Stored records
----

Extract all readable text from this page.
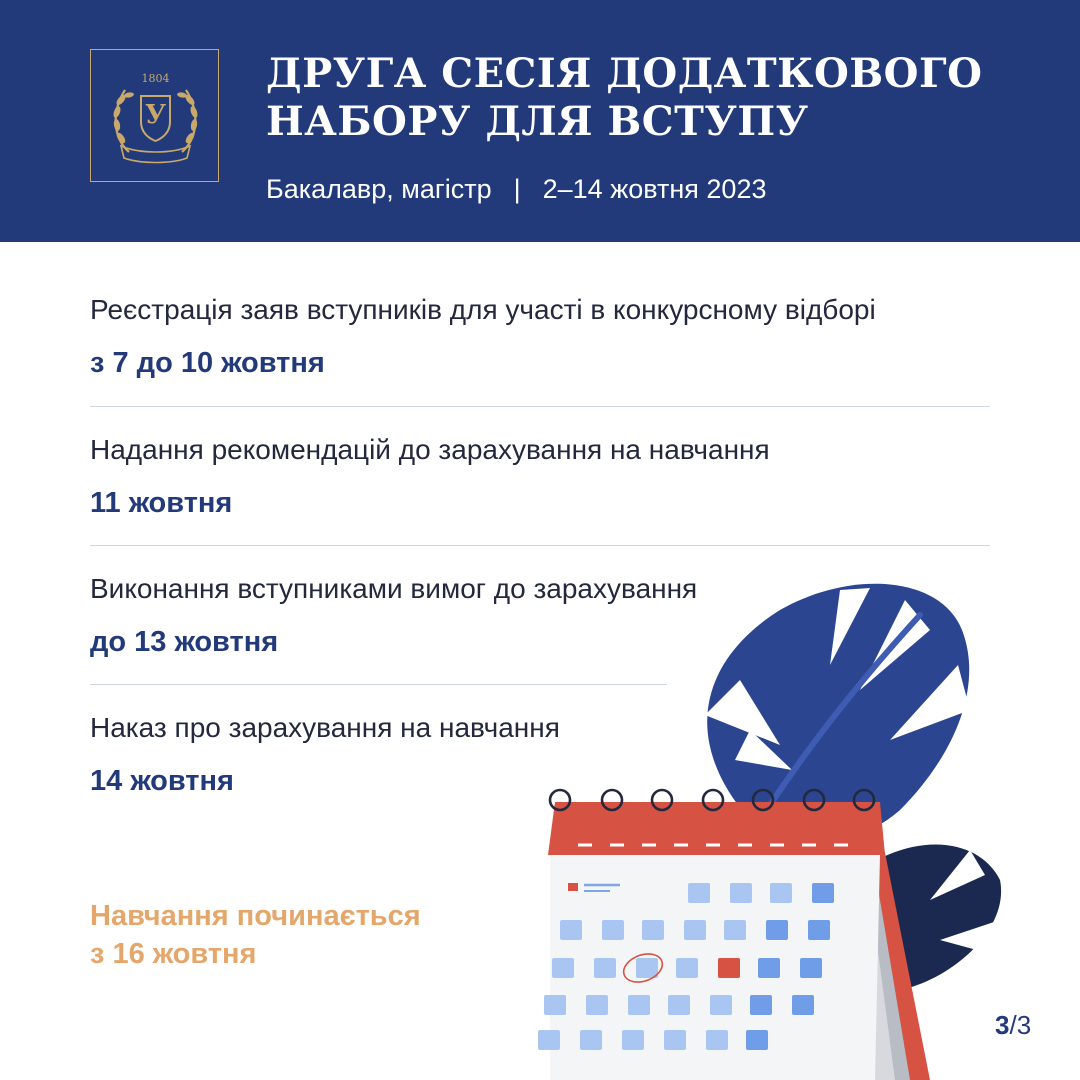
1804
У
ДРУГА СЕСІЯ ДОДАТКОВОГО
НАБОРУ ДЛЯ ВСТУПУ
Бакалавр, магістр | 2–14 жовтня 2023
Реєстрація заяв вступників для участі в конкурсному відборі
з 7 до 10 жовтня
Надання рекомендацій до зарахування на навчання
11 жовтня
Виконання вступниками вимог до зарахування
до 13 жовтня
Наказ про зарахування на навчання
14 жовтня
Навчання починається
з 16 жовтня
3/3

----

## YOUR INSTRUCTIONS
Leave out all images, then reproduce the entries above exactly.

## FINAL RESULT
Extract all readable text from this page.
1804
У
ДРУГА СЕСІЯ ДОДАТКОВОГО
НАБОРУ ДЛЯ ВСТУПУ
Бакалавр, магістр | 2–14 жовтня 2023
Реєстрація заяв вступників для участі в конкурсному відборі
з 7 до 10 жовтня
Надання рекомендацій до зарахування на навчання
11 жовтня
Виконання вступниками вимог до зарахування
до 13 жовтня
Наказ про зарахування на навчання
14 жовтня
Навчання починається
з 16 жовтня
3/3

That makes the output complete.